** begin Article **

32.     I also refer to the analysis of the concept of remunerative work in Re Bertram and Repatriation Commission (AAT 2783, 29 July 1986), where Deputy President McMahon said:

“‘Remunerative work’ does not mean necessarily profitable employment or profitable undertakings.  It is a term used to distinguish activities from private or domestic work or from voluntary non-profit activities.  It means activities in which the aim is to make a profit, whether or not that aim is successful.  Remunerative work is intended to recompense in money terms.  It is the intention that gives to the work its distinctive character.  It is work that one would not normally carry out, unless one at least hoped to be recompensed.  It is the very antithesis of voluntary work, for example, carried out on behalf of a charity.  It bears no relationship to the physical or mental difficulty of the work.  The creation of a new garden at home can be demanding but could not be described as remunerative work.  A genealogical research project can absorb much time and energy.  If it is merely for the information of one’s family, it is not remunerative work.  On the other hand poorly paid employment which affords no net economic benefit, because, for example, of excessive fares, cost of clothing or meals, would nevertheless properly be described as remunerative work.  Self employment may be so classified as well, whether or not it results in a net economic benefit.  The consultant who hopes to advise clients for money, but does not succeed in attracting enough to pay the rent, nevertheless, in our view, engages in remunerative work.”

** end Article **
** begin Data extract **

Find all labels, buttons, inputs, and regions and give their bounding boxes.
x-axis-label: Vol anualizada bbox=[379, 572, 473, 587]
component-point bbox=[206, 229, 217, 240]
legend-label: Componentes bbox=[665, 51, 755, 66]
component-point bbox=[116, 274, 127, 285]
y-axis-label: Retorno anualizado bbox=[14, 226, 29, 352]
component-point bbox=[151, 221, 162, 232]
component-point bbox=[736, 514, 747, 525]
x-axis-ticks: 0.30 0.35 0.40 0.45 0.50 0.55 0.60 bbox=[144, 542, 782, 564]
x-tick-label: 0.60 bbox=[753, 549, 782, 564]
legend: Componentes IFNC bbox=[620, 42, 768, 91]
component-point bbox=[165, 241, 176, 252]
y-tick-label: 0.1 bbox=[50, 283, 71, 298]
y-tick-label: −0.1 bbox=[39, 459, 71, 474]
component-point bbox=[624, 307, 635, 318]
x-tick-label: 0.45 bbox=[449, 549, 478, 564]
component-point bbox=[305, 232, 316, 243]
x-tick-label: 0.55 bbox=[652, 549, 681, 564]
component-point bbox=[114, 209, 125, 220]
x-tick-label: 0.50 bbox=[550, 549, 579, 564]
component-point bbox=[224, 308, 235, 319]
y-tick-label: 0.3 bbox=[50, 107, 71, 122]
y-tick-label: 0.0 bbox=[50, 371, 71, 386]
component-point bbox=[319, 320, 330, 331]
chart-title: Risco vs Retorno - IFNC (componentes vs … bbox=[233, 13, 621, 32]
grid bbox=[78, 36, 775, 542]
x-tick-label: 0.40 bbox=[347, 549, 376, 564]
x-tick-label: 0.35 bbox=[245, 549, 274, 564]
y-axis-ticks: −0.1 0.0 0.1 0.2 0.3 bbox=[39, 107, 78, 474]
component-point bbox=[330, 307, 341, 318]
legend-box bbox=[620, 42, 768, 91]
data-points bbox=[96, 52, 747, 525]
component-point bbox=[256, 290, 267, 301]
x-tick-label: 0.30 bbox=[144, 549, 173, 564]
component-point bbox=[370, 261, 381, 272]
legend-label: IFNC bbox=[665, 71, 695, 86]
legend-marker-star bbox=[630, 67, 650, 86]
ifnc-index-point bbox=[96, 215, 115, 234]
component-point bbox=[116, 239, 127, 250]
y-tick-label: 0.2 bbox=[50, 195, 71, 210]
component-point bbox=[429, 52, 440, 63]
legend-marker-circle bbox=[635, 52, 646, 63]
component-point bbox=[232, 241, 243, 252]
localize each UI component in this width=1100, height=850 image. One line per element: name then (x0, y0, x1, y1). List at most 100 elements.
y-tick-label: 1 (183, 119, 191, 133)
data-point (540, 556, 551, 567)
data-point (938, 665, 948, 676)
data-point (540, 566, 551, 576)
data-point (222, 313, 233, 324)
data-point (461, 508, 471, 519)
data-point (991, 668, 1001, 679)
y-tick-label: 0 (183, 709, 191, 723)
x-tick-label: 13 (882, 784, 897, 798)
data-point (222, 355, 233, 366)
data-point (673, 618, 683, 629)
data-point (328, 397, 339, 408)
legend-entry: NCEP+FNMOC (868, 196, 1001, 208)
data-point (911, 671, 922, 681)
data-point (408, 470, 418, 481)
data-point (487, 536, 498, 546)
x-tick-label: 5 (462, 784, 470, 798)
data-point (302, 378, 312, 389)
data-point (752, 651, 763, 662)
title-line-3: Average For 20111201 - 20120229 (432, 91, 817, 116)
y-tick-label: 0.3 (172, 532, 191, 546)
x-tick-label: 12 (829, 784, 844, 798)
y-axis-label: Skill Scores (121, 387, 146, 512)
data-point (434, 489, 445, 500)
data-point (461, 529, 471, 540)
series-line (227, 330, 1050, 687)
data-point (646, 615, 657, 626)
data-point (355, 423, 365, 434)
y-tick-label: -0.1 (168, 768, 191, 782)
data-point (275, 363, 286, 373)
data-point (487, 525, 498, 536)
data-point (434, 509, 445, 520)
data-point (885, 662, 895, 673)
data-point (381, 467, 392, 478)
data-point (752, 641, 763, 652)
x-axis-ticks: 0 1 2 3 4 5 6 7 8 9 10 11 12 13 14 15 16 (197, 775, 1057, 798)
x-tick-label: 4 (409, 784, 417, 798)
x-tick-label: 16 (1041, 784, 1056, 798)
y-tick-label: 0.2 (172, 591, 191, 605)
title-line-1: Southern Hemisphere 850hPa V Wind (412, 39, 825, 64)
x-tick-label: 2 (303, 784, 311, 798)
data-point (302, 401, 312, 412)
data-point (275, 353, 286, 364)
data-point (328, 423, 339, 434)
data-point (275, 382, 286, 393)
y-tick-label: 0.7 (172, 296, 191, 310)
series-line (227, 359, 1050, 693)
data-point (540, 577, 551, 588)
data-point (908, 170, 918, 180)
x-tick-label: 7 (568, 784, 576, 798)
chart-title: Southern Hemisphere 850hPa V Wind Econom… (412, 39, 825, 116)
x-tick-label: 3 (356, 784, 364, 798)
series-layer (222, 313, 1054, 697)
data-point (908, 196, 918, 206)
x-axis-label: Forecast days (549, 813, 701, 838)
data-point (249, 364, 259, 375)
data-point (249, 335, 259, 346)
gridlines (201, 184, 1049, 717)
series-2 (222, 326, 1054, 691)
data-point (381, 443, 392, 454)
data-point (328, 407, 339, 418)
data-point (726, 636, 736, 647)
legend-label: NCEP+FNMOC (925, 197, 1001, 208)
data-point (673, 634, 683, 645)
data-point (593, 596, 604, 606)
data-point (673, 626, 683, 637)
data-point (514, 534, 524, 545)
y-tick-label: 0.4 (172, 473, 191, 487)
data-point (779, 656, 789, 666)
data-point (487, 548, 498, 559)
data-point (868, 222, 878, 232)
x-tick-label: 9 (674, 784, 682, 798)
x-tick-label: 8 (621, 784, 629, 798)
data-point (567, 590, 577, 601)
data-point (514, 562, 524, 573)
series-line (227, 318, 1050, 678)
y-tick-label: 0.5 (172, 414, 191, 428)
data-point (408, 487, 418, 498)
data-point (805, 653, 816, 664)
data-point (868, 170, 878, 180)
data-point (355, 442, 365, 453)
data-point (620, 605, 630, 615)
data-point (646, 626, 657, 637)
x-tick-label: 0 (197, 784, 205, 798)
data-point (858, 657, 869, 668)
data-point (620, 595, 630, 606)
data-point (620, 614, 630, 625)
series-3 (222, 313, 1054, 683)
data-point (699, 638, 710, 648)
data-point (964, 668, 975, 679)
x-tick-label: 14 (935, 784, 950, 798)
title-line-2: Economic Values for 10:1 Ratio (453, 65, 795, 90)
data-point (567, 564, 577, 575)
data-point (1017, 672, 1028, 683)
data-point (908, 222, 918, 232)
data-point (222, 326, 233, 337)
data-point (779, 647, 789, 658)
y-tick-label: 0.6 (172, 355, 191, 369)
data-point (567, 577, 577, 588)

** end Data extract **
** begin Data extract **

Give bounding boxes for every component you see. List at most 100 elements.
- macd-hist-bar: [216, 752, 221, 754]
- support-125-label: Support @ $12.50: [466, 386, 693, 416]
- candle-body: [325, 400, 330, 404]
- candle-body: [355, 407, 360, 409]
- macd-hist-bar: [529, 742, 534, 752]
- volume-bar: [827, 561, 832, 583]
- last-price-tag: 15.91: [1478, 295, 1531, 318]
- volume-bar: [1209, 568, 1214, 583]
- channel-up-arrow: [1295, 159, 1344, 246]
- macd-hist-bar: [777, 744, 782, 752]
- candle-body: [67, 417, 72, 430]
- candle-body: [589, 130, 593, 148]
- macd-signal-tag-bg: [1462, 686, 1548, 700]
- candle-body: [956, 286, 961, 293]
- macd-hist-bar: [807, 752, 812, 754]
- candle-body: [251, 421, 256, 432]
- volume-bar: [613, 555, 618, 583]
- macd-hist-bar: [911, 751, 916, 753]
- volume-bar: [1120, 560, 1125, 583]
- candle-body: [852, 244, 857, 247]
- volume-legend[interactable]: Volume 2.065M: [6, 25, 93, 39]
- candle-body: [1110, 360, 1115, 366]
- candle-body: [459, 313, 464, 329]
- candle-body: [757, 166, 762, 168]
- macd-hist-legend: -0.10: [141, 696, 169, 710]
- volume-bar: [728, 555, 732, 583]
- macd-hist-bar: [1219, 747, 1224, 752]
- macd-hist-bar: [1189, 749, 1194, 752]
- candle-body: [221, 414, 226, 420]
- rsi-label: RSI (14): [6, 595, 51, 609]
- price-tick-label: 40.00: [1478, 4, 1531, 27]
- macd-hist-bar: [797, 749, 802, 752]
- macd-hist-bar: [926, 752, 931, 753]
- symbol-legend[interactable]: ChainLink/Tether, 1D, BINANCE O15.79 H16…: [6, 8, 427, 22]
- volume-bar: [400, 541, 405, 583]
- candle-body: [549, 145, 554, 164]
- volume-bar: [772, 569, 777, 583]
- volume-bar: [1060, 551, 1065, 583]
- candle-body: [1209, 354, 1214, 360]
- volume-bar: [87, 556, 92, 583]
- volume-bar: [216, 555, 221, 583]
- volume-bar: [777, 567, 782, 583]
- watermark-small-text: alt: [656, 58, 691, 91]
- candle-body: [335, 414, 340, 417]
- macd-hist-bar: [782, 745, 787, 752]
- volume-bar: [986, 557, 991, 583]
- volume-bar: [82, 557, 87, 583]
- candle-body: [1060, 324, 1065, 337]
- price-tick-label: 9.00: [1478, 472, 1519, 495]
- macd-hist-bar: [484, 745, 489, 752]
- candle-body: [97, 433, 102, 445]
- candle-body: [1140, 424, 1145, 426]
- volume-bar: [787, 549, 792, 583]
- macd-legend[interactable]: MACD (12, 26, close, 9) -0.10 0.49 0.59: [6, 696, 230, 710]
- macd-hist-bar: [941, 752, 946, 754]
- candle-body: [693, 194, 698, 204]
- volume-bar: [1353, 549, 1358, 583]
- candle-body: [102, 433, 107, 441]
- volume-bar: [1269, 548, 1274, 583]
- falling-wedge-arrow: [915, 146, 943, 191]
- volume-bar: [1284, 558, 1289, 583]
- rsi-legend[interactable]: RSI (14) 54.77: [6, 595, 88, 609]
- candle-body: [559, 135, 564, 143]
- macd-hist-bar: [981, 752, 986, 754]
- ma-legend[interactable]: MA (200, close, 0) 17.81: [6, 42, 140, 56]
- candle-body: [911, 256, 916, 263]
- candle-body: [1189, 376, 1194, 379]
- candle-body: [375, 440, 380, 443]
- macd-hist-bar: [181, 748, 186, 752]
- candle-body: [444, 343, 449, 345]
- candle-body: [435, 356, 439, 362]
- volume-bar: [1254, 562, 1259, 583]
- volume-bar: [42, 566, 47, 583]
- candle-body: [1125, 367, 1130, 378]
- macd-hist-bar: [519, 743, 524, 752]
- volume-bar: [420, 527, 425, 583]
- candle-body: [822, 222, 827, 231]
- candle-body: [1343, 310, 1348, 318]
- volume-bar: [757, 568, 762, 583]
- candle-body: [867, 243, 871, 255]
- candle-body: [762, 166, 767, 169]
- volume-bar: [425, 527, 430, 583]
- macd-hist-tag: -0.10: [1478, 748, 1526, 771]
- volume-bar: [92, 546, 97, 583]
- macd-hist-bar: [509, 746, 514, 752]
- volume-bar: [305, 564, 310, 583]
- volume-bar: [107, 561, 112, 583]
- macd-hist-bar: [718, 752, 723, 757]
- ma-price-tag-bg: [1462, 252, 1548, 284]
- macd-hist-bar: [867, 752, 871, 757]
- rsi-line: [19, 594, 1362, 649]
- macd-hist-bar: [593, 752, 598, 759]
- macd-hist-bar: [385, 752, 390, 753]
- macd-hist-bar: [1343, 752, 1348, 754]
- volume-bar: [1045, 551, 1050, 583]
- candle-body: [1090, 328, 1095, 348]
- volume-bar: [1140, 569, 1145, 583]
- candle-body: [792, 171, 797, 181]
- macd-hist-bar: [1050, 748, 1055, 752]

** end Data extract **

Given request 1:
Sum up the passage on remunerative work in two sentences.
Given request 2:
Resume the passage on remunerative work, picking up right after its last sentence.
The lines in the dataset excerpt have no connection to the passage on remunerative work.

Task result 1:
The passage quotes Deputy President McMahon in Re Bertram and Repatriation Commission, who described remunerative work as activity meant to bring money in return, whether or not it actually turns a profit, and set it apart from private, domestic or voluntary non-profit work. How hard the work is does not matter, so a home garden or a family research project does not count, while poorly paid jobs and self-employment still count even without any net economic benefit.

Task result 2:
33. I consider further that my above interpretation of s 24(1)(c) is also consistent with the conclusion of this Tribunal in Re Stuart and Repatriation Commission (1989) 17 ALD 678, where the veteran had been employed in the aeronautical industry and proposed to set up an aeronautical engineering consultancy after he retired. He had numerous contacts in the industry, and he converted a room in his house into a study and consulting room, arranged for necessary typing, and had a business card printed. However, soon after his retirement he realised that his war-caused disabilities would prevent him undertaking certain aspects of his proposed consultancy work, and his plans never materialised. The Tribunal found, nevertheless, that his proposals to undertake the relevant work satisfied the requirements of s 24(1)(c).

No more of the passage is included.